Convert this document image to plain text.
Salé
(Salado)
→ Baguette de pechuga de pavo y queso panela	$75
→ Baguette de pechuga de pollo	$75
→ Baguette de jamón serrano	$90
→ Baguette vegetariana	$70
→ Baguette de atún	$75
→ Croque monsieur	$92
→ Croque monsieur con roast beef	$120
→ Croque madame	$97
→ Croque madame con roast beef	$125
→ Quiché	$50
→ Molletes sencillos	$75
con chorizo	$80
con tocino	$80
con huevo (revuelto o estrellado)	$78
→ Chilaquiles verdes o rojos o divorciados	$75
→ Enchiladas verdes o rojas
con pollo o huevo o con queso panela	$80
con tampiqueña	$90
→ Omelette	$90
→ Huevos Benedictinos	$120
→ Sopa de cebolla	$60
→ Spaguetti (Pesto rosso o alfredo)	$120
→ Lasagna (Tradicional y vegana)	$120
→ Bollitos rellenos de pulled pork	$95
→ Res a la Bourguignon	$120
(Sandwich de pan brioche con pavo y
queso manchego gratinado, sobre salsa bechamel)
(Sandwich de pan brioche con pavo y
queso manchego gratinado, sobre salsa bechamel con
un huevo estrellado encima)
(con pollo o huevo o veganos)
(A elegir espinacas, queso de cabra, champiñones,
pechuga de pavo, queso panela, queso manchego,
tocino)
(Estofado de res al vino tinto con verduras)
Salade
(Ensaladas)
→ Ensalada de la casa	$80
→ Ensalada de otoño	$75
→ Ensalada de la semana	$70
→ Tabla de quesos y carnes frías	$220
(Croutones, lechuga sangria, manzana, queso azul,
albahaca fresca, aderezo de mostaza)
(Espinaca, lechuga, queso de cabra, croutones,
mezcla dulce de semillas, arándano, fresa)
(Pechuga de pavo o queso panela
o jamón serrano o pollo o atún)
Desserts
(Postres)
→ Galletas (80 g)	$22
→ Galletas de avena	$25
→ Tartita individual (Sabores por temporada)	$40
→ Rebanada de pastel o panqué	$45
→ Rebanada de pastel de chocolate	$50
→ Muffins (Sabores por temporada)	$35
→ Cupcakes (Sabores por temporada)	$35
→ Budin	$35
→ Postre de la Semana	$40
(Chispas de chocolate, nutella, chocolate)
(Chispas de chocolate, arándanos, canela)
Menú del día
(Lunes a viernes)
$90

+--

Consider the entries above and return each line with the string "bechamel".

▶ **TASK RESULT**:
queso manchego gratinado, sobre salsa bechamel)
queso manchego gratinado, sobre salsa bechamel con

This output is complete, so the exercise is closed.